Given request: Every line below is to be quoted exactly, with nothing added or dropped.

Material for the task:
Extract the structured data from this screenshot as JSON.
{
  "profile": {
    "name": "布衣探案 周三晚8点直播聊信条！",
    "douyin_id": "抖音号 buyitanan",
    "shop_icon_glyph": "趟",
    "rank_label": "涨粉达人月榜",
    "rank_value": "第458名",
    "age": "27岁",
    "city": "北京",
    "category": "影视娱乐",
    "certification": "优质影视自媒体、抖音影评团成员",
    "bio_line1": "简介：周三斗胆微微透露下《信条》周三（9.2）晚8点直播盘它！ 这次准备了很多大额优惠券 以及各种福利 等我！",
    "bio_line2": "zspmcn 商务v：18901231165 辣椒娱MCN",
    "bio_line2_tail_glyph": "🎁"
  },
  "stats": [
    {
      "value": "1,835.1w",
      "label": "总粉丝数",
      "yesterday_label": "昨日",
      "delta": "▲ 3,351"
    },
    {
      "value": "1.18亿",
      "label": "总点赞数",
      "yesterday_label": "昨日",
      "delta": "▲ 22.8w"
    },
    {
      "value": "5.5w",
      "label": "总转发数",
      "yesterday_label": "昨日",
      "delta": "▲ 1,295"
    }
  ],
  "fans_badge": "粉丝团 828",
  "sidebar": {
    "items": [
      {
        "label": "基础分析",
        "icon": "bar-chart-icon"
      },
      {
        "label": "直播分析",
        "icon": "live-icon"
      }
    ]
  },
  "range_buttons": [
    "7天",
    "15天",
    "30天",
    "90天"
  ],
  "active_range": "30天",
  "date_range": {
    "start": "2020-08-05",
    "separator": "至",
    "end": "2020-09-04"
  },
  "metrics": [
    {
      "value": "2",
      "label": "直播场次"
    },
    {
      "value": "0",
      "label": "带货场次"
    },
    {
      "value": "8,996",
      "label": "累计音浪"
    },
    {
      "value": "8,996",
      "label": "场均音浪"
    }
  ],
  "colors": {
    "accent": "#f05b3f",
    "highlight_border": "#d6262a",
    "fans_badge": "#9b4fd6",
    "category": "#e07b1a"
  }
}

Completed exercise:
Extract the structured data from this screenshot as JSON.
{
  "profile": {
    "name": "布衣探案 周三晚8点直播聊信条！",
    "douyin_id": "抖音号 buyitanan",
    "shop_icon_glyph": "趟",
    "rank_label": "涨粉达人月榜",
    "rank_value": "第458名",
    "age": "27岁",
    "city": "北京",
    "category": "影视娱乐",
    "certification": "优质影视自媒体、抖音影评团成员",
    "bio_line1": "简介：周三斗胆微微透露下《信条》周三（9.2）晚8点直播盘它！ 这次准备了很多大额优惠券 以及各种福利 等我！",
    "bio_line2": "zspmcn 商务v：18901231165 辣椒娱MCN",
    "bio_line2_tail_glyph": "🎁"
  },
  "stats": [
    {
      "value": "1,835.1w",
      "label": "总粉丝数",
      "yesterday_label": "昨日",
      "delta": "▲ 3,351"
    },
    {
      "value": "1.18亿",
      "label": "总点赞数",
      "yesterday_label": "昨日",
      "delta": "▲ 22.8w"
    },
    {
      "value": "5.5w",
      "label": "总转发数",
      "yesterday_label": "昨日",
      "delta": "▲ 1,295"
    }
  ],
  "fans_badge": "粉丝团 828",
  "sidebar": {
    "items": [
      {
        "label": "基础分析",
        "icon": "bar-chart-icon"
      },
      {
        "label": "直播分析",
        "icon": "live-icon"
      }
    ]
  },
  "range_buttons": [
    "7天",
    "15天",
    "30天",
    "90天"
  ],
  "active_range": "30天",
  "date_range": {
    "start": "2020-08-05",
    "separator": "至",
    "end": "2020-09-04"
  },
  "metrics": [
    {
      "value": "2",
      "label": "直播场次"
    },
    {
      "value": "0",
      "label": "带货场次"
    },
    {
      "value": "8,996",
      "label": "累计音浪"
    },
    {
      "value": "8,996",
      "label": "场均音浪"
    }
  ],
  "colors": {
    "accent": "#f05b3f",
    "highlight_border": "#d6262a",
    "fans_badge": "#9b4fd6",
    "category": "#e07b1a"
  }
}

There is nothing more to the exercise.